Requisito -
Segundo o texto sobre Mencken, que nome poderia ter o “suco” produzido com a mistura dos escritores citados?

Texto fornecido -
——
Seu humor, talvez a faceta mais brilhante do poliedro criativo, tanto podia ser fino e sutil, como desabusado e grosseiro. Mas Mencken soube ainda exercitar a ironia cáustica, o sarcasmo contundente, o criticismo ácido, quando não viperino. Tudo isso municiava a sua metralhadora giratória sempre vomitando fogo, chumbo e enxofre.

Crítico social por execelência, até hipercrítico, adversário figadal do “establishment”, inimigo do “american way of life”, da hipocrisia farisaica dos puritanos, da politiquice e da politicagem, das maracutaias da alta finança, tinha às vezes a postura de um mosqueteiro usando com galhardia a espada ou o floreste, e outras, a de um ferrabrás do sub-mundo manipulando o cacete. Para imaginar alguém semelhante a Mencken dentro das fronteiras do nosso condomínio lingüístico, teríamos que colocar no liqüidificar retromencionado o Eça das Farpas, o Fialho de Almeida de Os Gatos, o Machado de Quincas Borba, mais o Agripino Grieco e o Nelson Rodrigues. O “suco” produzido podia muito bem chamar-se H. L. Mendes…

Muitas vezes desagradável, irritante, auto-suficiente, incendiário, até cruel, espécie de quadrúpede disparando coices e patadas em todas as direções, era, não obstante, saboroso, sugestivo, interessante. Sua opinião sobre a democracia, por exemplo, era uma fenda na muralha da quase unanimidade pensante. Escrevia ele: “Adoro imensamente a democracia. Ela é incomparavelmente idiota e, por isso mesmo, tão divertida. Acaso ela não exalta os imbecis, os medíocres, os covardes, os oportunistas e os pilantras? Sim, mas a tortura de vê-los subir na vida é largamente compensada pelo prazer de vê-los cair do galho…”.
——
Dados extraídos -
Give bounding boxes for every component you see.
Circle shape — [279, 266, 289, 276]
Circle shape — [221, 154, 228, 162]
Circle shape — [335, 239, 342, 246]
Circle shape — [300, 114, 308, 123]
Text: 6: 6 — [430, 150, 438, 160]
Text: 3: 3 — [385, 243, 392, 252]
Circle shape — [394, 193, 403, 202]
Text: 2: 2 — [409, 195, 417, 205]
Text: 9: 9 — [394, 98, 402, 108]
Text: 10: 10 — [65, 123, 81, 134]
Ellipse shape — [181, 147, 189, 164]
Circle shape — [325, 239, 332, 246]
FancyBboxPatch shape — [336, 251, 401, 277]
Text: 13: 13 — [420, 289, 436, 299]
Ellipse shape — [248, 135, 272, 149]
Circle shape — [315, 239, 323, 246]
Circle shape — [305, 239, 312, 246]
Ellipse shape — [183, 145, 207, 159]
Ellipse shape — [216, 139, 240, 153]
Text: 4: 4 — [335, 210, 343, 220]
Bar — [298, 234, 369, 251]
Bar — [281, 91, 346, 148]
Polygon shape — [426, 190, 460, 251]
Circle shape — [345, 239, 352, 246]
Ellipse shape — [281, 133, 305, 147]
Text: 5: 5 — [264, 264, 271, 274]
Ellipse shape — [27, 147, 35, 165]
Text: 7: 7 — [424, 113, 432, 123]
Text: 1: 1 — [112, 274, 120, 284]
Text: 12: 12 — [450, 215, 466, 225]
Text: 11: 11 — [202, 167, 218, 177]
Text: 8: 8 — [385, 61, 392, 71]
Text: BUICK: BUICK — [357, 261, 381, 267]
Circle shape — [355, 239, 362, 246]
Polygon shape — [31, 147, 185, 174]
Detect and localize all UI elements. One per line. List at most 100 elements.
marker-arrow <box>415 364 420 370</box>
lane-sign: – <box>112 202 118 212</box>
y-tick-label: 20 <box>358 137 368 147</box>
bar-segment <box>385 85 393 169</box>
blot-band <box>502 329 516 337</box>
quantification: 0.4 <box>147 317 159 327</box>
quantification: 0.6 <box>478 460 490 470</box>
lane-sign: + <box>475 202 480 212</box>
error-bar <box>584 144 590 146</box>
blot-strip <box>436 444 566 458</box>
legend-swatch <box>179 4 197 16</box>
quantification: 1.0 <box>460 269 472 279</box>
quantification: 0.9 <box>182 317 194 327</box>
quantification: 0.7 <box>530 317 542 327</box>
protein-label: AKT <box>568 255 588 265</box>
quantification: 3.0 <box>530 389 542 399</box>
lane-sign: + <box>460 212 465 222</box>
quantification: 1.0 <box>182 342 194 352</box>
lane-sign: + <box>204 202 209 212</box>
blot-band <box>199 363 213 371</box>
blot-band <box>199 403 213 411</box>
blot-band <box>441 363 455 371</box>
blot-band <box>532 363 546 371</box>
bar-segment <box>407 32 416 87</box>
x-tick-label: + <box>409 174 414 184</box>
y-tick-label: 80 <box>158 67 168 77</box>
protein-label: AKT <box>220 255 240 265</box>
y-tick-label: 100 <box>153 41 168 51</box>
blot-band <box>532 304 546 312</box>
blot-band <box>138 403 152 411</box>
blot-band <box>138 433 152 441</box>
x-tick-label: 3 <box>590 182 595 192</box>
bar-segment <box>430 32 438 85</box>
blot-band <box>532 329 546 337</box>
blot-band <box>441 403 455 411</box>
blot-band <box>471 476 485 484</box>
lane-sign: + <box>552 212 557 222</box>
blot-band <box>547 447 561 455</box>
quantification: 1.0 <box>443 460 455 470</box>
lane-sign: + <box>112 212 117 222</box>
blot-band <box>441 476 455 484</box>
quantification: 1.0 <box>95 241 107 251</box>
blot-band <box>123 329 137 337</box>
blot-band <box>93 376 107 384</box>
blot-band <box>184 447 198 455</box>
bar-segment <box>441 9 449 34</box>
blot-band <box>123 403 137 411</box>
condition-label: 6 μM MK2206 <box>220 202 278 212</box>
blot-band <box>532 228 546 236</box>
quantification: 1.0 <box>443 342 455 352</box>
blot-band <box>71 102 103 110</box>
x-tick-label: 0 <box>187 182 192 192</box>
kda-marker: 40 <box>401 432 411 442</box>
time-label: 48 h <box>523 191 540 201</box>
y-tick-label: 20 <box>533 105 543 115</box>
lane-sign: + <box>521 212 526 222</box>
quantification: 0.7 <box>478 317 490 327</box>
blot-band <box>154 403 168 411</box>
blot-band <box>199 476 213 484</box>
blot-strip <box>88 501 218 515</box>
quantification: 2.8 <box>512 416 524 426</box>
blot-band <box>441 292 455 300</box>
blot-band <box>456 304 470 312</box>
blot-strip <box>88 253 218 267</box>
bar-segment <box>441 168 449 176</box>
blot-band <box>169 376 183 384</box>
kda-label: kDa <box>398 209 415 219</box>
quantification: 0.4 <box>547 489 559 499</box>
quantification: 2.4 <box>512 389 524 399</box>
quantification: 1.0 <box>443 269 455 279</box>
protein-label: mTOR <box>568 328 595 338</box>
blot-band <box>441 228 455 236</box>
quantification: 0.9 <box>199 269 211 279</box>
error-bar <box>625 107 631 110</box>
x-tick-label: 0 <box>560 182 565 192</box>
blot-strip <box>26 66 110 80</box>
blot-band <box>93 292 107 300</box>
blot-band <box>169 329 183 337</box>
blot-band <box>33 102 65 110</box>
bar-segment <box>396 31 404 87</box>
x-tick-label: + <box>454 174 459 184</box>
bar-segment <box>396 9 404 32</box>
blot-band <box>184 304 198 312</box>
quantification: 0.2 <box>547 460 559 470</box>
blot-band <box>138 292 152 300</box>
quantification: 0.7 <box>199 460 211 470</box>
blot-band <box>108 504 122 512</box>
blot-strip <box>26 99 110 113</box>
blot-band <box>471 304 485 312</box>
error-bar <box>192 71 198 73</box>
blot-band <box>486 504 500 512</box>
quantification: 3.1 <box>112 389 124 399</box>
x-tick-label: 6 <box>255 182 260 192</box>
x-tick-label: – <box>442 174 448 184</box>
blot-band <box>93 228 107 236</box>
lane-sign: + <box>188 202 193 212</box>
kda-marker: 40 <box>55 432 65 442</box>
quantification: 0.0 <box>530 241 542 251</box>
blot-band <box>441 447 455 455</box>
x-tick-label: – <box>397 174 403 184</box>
——
Resposta da tarefa -
H. L. Mendes.